Exercise details: State how many lines in the records hold the word "Answer", giving the number and no other text.

%%

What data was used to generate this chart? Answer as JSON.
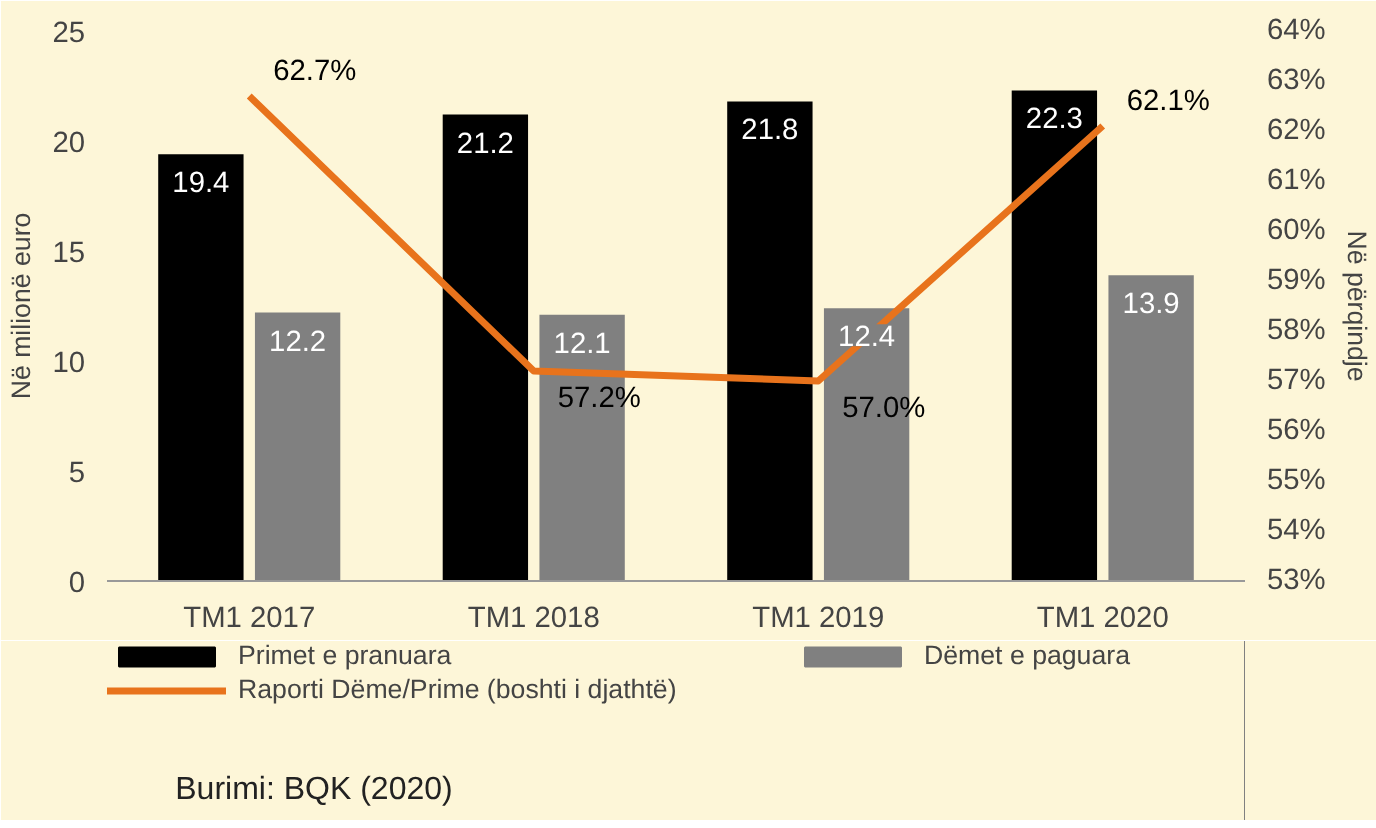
{
  "chart_data": {
    "type": "bar",
    "ylabel": "Në milionë euro",
    "y2label": "Në përqindje",
    "categories": [
      "TM1 2017",
      "TM1 2018",
      "TM1 2019",
      "TM1 2020"
    ],
    "series": [
      {
        "name": "Primet e pranuara",
        "color": "#000000",
        "values": [
          19.4,
          21.2,
          21.8,
          22.3
        ],
        "value_labels": [
          "19.4",
          "21.2",
          "21.8",
          "22.3"
        ]
      },
      {
        "name": "Dëmet e paguara",
        "color": "#808080",
        "values": [
          12.2,
          12.1,
          12.4,
          13.9
        ],
        "value_labels": [
          "12.2",
          "12.1",
          "12.4",
          "13.9"
        ]
      },
      {
        "name": "Raporti Dëme/Prime (boshti i djathtë)",
        "type": "line",
        "axis": "y2",
        "color": "#e8731c",
        "values": [
          62.7,
          57.2,
          57.0,
          62.1
        ],
        "value_labels": [
          "62.7%",
          "57.2%",
          "57.0%",
          "62.1%"
        ]
      }
    ],
    "ylim": [
      0,
      25
    ],
    "yticks": [
      0,
      5,
      10,
      15,
      20,
      25
    ],
    "y2lim": [
      53,
      64
    ],
    "y2ticks": [
      {
        "value": 53,
        "label": "53%"
      },
      {
        "value": 54,
        "label": "54%"
      },
      {
        "value": 55,
        "label": "55%"
      },
      {
        "value": 56,
        "label": "56%"
      },
      {
        "value": 57,
        "label": "57%"
      },
      {
        "value": 58,
        "label": "58%"
      },
      {
        "value": 59,
        "label": "59%"
      },
      {
        "value": 60,
        "label": "60%"
      },
      {
        "value": 61,
        "label": "61%"
      },
      {
        "value": 62,
        "label": "62%"
      },
      {
        "value": 63,
        "label": "63%"
      },
      {
        "value": 64,
        "label": "64%"
      }
    ],
    "grid": false,
    "legend": "bottom",
    "annotations": [
      "Burimi: BQK (2020)"
    ]
  }
}
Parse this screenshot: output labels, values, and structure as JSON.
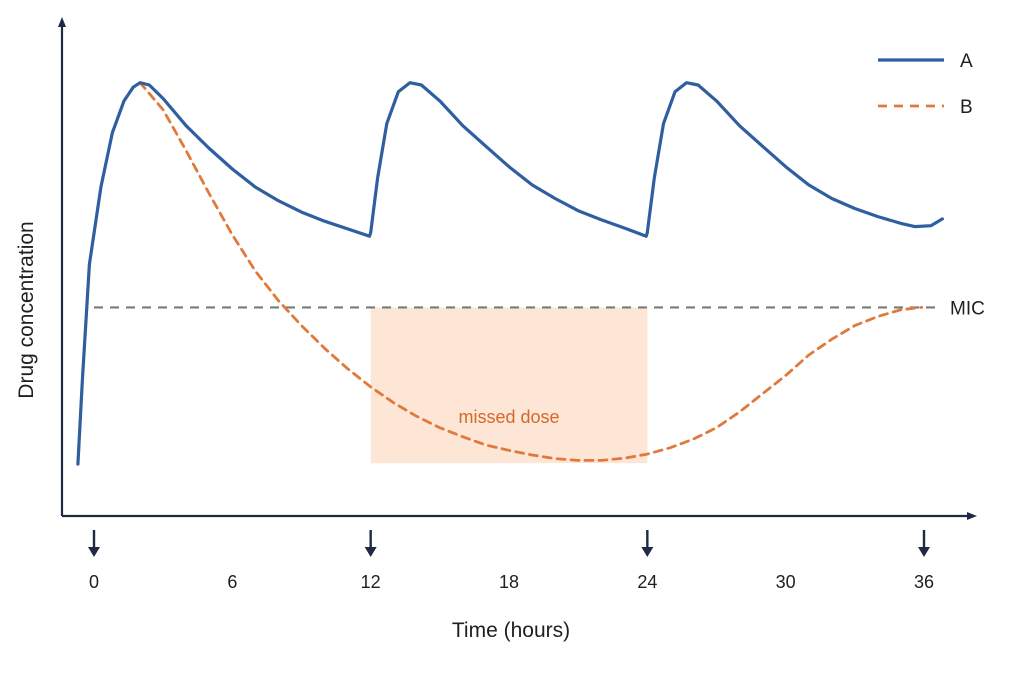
{
  "chart_data": {
    "type": "line",
    "xlabel": "Time (hours)",
    "ylabel": "Drug concentration",
    "xlim": [
      0,
      36
    ],
    "ylim": [
      0,
      100
    ],
    "x_ticks": [
      "0",
      "6",
      "12",
      "18",
      "24",
      "30",
      "36"
    ],
    "dose_times": [
      0,
      12,
      24,
      36
    ],
    "reference_line": {
      "label": "MIC",
      "value": 45.5
    },
    "shaded_region": {
      "label": "missed dose",
      "x_start": 12,
      "x_end": 24,
      "y_top": 45.5,
      "color": "#fde6d6",
      "label_color": "#d4692a"
    },
    "legend_position": "top-right",
    "grid": false,
    "series": [
      {
        "name": "A",
        "color": "#2f5fa0",
        "style": "solid",
        "points": [
          [
            -0.7,
            11
          ],
          [
            -0.5,
            30
          ],
          [
            -0.2,
            55
          ],
          [
            0.3,
            72
          ],
          [
            0.8,
            84
          ],
          [
            1.3,
            91
          ],
          [
            1.7,
            94
          ],
          [
            2.0,
            95
          ],
          [
            2.4,
            94.5
          ],
          [
            3,
            91.5
          ],
          [
            4,
            85.5
          ],
          [
            5,
            80.5
          ],
          [
            6,
            76
          ],
          [
            7,
            72
          ],
          [
            8,
            69
          ],
          [
            9,
            66.5
          ],
          [
            10,
            64.5
          ],
          [
            11,
            62.8
          ],
          [
            11.95,
            61.2
          ],
          [
            12.0,
            62
          ],
          [
            12.3,
            74
          ],
          [
            12.7,
            86
          ],
          [
            13.2,
            93
          ],
          [
            13.7,
            95
          ],
          [
            14.2,
            94.5
          ],
          [
            15,
            91
          ],
          [
            16,
            85.5
          ],
          [
            17,
            81
          ],
          [
            18,
            76.5
          ],
          [
            19,
            72.5
          ],
          [
            20,
            69.5
          ],
          [
            21,
            66.8
          ],
          [
            22,
            64.8
          ],
          [
            23,
            63
          ],
          [
            23.95,
            61.2
          ],
          [
            24.0,
            62
          ],
          [
            24.3,
            74
          ],
          [
            24.7,
            86
          ],
          [
            25.2,
            93
          ],
          [
            25.7,
            95
          ],
          [
            26.2,
            94.5
          ],
          [
            27,
            91
          ],
          [
            28,
            85.5
          ],
          [
            29,
            81
          ],
          [
            30,
            76.5
          ],
          [
            31,
            72.5
          ],
          [
            32,
            69.5
          ],
          [
            33,
            67.3
          ],
          [
            34,
            65.5
          ],
          [
            35,
            64
          ],
          [
            35.6,
            63.3
          ],
          [
            36.3,
            63.5
          ],
          [
            36.8,
            65
          ]
        ]
      },
      {
        "name": "B",
        "color": "#e07a3c",
        "style": "dashed",
        "points": [
          [
            -0.7,
            11
          ],
          [
            -0.5,
            30
          ],
          [
            -0.2,
            55
          ],
          [
            0.3,
            72
          ],
          [
            0.8,
            84
          ],
          [
            1.3,
            91
          ],
          [
            1.7,
            94
          ],
          [
            2.0,
            95
          ],
          [
            3,
            89
          ],
          [
            4,
            80
          ],
          [
            5,
            70.5
          ],
          [
            6,
            61.5
          ],
          [
            7,
            53.5
          ],
          [
            8,
            47
          ],
          [
            9,
            41.5
          ],
          [
            10,
            36.5
          ],
          [
            11,
            32
          ],
          [
            12,
            28
          ],
          [
            13,
            24.5
          ],
          [
            14,
            21.5
          ],
          [
            15,
            19
          ],
          [
            16,
            17
          ],
          [
            17,
            15.2
          ],
          [
            18,
            14
          ],
          [
            19,
            13
          ],
          [
            20,
            12.2
          ],
          [
            21,
            11.8
          ],
          [
            22,
            11.8
          ],
          [
            23,
            12.3
          ],
          [
            24,
            13.2
          ],
          [
            25,
            14.6
          ],
          [
            26,
            16.5
          ],
          [
            27,
            19
          ],
          [
            28,
            22.5
          ],
          [
            29,
            26.5
          ],
          [
            30,
            30.5
          ],
          [
            31,
            35
          ],
          [
            32,
            38.5
          ],
          [
            33,
            41.5
          ],
          [
            34,
            43.5
          ],
          [
            35,
            45
          ],
          [
            35.9,
            45.5
          ]
        ]
      }
    ]
  }
}
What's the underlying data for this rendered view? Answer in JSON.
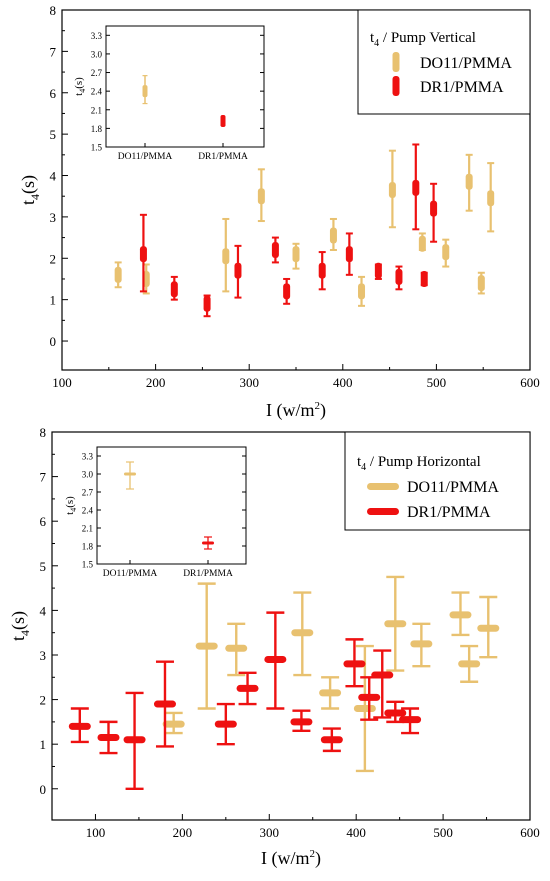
{
  "colors": {
    "do11": "#e8c170",
    "dr1": "#ee1111",
    "axis": "#000000"
  },
  "chart_data": [
    {
      "type": "scatter",
      "title": "",
      "xlabel": "I (w/m",
      "xlabel_sup": "2",
      "xlabel_tail": ")",
      "ylabel": "t",
      "ylabel_sub": "4",
      "ylabel_tail": "(s)",
      "xlim": [
        100,
        600
      ],
      "ylim": [
        -0.7,
        8
      ],
      "xticks": [
        100,
        200,
        300,
        400,
        500,
        600
      ],
      "yticks": [
        0,
        1,
        2,
        3,
        4,
        5,
        6,
        7,
        8
      ],
      "legend_title": "t",
      "legend_title_sub": "4",
      "legend_title_tail": " / Pump Vertical",
      "legend_position": "top-right",
      "marker": "vertical-bar",
      "series": [
        {
          "name": "DO11/PMMA",
          "color": "#e8c170",
          "x": [
            160,
            190,
            275,
            313,
            350,
            390,
            420,
            453,
            485,
            510,
            535,
            548,
            558
          ],
          "y": [
            1.6,
            1.5,
            2.05,
            3.5,
            2.1,
            2.55,
            1.2,
            3.65,
            2.35,
            2.15,
            3.85,
            1.4,
            3.45
          ],
          "err_low": [
            1.3,
            1.15,
            1.2,
            2.9,
            1.75,
            2.2,
            0.85,
            2.75,
            2.2,
            1.8,
            3.15,
            1.15,
            2.65
          ],
          "err_high": [
            1.9,
            1.85,
            2.95,
            4.15,
            2.35,
            2.95,
            1.55,
            4.6,
            2.6,
            2.45,
            4.5,
            1.65,
            4.3
          ]
        },
        {
          "name": "DR1/PMMA",
          "color": "#ee1111",
          "x": [
            187,
            220,
            255,
            288,
            328,
            340,
            378,
            407,
            438,
            460,
            478,
            487,
            497
          ],
          "y": [
            2.1,
            1.25,
            0.9,
            1.7,
            2.2,
            1.2,
            1.7,
            2.1,
            1.7,
            1.55,
            3.7,
            1.5,
            3.2
          ],
          "err_low": [
            1.2,
            1.0,
            0.6,
            1.05,
            1.9,
            0.9,
            1.25,
            1.6,
            1.5,
            1.25,
            2.7,
            1.35,
            2.4
          ],
          "err_high": [
            3.05,
            1.55,
            1.1,
            2.3,
            2.5,
            1.5,
            2.15,
            2.6,
            1.85,
            1.8,
            4.75,
            1.65,
            3.8
          ]
        }
      ],
      "inset": {
        "ylabel": "t",
        "ylabel_sub": "4",
        "ylabel_tail": "(s)",
        "ylim": [
          1.5,
          3.45
        ],
        "yticks": [
          "1.5",
          "1.8",
          "2.1",
          "2.4",
          "2.7",
          "3.0",
          "3.3"
        ],
        "yticks_values": [
          1.5,
          1.8,
          2.1,
          2.4,
          2.7,
          3.0,
          3.3
        ],
        "categories": [
          "DO11/PMMA",
          "DR1/PMMA"
        ],
        "values": [
          2.4,
          1.92
        ],
        "err_low": [
          2.2,
          1.85
        ],
        "err_high": [
          2.65,
          1.98
        ]
      }
    },
    {
      "type": "scatter",
      "title": "",
      "xlabel": "I (w/m",
      "xlabel_sup": "2",
      "xlabel_tail": ")",
      "ylabel": "t",
      "ylabel_sub": "4",
      "ylabel_tail": "(s)",
      "xlim": [
        50,
        600
      ],
      "ylim": [
        -0.7,
        8
      ],
      "xticks": [
        100,
        200,
        300,
        400,
        500,
        600
      ],
      "yticks": [
        0,
        1,
        2,
        3,
        4,
        5,
        6,
        7,
        8
      ],
      "legend_title": "t",
      "legend_title_sub": "4",
      "legend_title_tail": " / Pump Horizontal",
      "legend_position": "top-right",
      "marker": "horizontal-bar",
      "series": [
        {
          "name": "DO11/PMMA",
          "color": "#e8c170",
          "x": [
            190,
            228,
            262,
            338,
            370,
            410,
            445,
            475,
            520,
            530,
            552
          ],
          "y": [
            1.45,
            3.2,
            3.15,
            3.5,
            2.15,
            1.8,
            3.7,
            3.25,
            3.9,
            2.8,
            3.6
          ],
          "err_low": [
            1.25,
            1.8,
            2.55,
            2.55,
            1.8,
            0.4,
            2.65,
            2.75,
            3.45,
            2.4,
            2.95
          ],
          "err_high": [
            1.7,
            4.6,
            3.7,
            4.4,
            2.5,
            3.2,
            4.75,
            3.7,
            4.4,
            3.2,
            4.3
          ]
        },
        {
          "name": "DR1/PMMA",
          "color": "#ee1111",
          "x": [
            82,
            115,
            145,
            180,
            250,
            275,
            307,
            337,
            372,
            398,
            415,
            430,
            445,
            462
          ],
          "y": [
            1.4,
            1.15,
            1.1,
            1.9,
            1.45,
            2.25,
            2.9,
            1.5,
            1.1,
            2.8,
            2.05,
            2.55,
            1.7,
            1.55
          ],
          "err_low": [
            1.05,
            0.8,
            0.0,
            0.95,
            1.0,
            1.9,
            1.8,
            1.3,
            0.85,
            2.3,
            1.55,
            1.6,
            1.5,
            1.25
          ],
          "err_high": [
            1.8,
            1.5,
            2.15,
            2.85,
            1.9,
            2.6,
            3.95,
            1.75,
            1.35,
            3.35,
            2.5,
            3.1,
            1.95,
            1.8
          ]
        }
      ],
      "inset": {
        "ylabel": "t",
        "ylabel_sub": "4",
        "ylabel_tail": "(s)",
        "ylim": [
          1.5,
          3.45
        ],
        "yticks": [
          "1.5",
          "1.8",
          "2.1",
          "2.4",
          "2.7",
          "3.0",
          "3.3"
        ],
        "yticks_values": [
          1.5,
          1.8,
          2.1,
          2.4,
          2.7,
          3.0,
          3.3
        ],
        "categories": [
          "DO11/PMMA",
          "DR1/PMMA"
        ],
        "values": [
          3.0,
          1.85
        ],
        "err_low": [
          2.75,
          1.75
        ],
        "err_high": [
          3.2,
          1.95
        ]
      }
    }
  ]
}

%%

Solution to this task: 2